- Records for the task -
========================
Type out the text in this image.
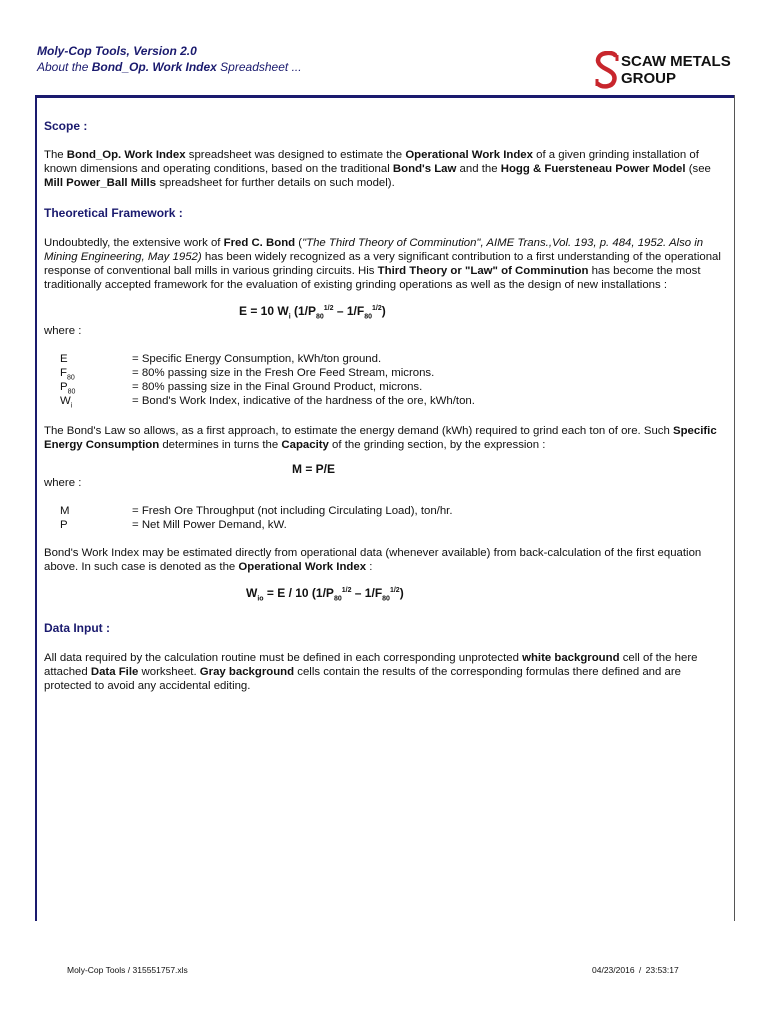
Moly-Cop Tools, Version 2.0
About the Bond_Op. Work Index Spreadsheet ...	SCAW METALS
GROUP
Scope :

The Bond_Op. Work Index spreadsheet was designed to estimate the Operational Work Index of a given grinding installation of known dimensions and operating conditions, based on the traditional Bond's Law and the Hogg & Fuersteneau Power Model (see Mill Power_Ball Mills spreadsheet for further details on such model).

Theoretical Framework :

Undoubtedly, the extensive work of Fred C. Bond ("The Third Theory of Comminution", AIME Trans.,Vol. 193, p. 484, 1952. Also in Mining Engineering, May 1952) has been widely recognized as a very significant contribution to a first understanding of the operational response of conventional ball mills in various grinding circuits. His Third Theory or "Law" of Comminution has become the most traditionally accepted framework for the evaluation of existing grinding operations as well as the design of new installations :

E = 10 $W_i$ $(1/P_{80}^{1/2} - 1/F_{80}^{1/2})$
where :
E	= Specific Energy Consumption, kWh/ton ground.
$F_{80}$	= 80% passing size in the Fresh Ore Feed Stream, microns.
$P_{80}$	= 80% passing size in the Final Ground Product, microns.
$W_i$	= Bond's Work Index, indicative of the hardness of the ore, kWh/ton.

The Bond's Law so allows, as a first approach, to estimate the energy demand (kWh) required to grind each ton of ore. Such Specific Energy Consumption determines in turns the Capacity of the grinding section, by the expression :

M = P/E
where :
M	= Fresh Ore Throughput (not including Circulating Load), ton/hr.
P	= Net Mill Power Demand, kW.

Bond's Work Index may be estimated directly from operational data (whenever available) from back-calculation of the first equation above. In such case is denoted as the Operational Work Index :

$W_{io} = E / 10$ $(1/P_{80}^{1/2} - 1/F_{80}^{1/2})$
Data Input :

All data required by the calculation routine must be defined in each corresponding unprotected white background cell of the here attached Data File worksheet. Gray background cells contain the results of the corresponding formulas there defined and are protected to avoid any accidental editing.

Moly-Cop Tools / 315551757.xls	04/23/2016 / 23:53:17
========================
- Requirement -
Extract the entries in full, exactly as they are, minus the pictures.

- Solution to the problem -
Type out the text in this image.
Moly-Cop Tools, Version 2.0
About the Bond_Op. Work Index Spreadsheet ...	SCAW METALS
GROUP
Scope :

The Bond_Op. Work Index spreadsheet was designed to estimate the Operational Work Index of a given grinding installation of known dimensions and operating conditions, based on the traditional Bond's Law and the Hogg & Fuersteneau Power Model (see Mill Power_Ball Mills spreadsheet for further details on such model).

Theoretical Framework :

Undoubtedly, the extensive work of Fred C. Bond ("The Third Theory of Comminution", AIME Trans.,Vol. 193, p. 484, 1952. Also in Mining Engineering, May 1952) has been widely recognized as a very significant contribution to a first understanding of the operational response of conventional ball mills in various grinding circuits. His Third Theory or "Law" of Comminution has become the most traditionally accepted framework for the evaluation of existing grinding operations as well as the design of new installations :

E = 10 $W_i$ $(1/P_{80}^{1/2} - 1/F_{80}^{1/2})$
where :
E	= Specific Energy Consumption, kWh/ton ground.
$F_{80}$	= 80% passing size in the Fresh Ore Feed Stream, microns.
$P_{80}$	= 80% passing size in the Final Ground Product, microns.
$W_i$	= Bond's Work Index, indicative of the hardness of the ore, kWh/ton.

The Bond's Law so allows, as a first approach, to estimate the energy demand (kWh) required to grind each ton of ore. Such Specific Energy Consumption determines in turns the Capacity of the grinding section, by the expression :

M = P/E
where :
M	= Fresh Ore Throughput (not including Circulating Load), ton/hr.
P	= Net Mill Power Demand, kW.

Bond's Work Index may be estimated directly from operational data (whenever available) from back-calculation of the first equation above. In such case is denoted as the Operational Work Index :

$W_{io} = E / 10$ $(1/P_{80}^{1/2} - 1/F_{80}^{1/2})$
Data Input :

All data required by the calculation routine must be defined in each corresponding unprotected white background cell of the here attached Data File worksheet. Gray background cells contain the results of the corresponding formulas there defined and are protected to avoid any accidental editing.

Moly-Cop Tools / 315551757.xls	04/23/2016 / 23:53:17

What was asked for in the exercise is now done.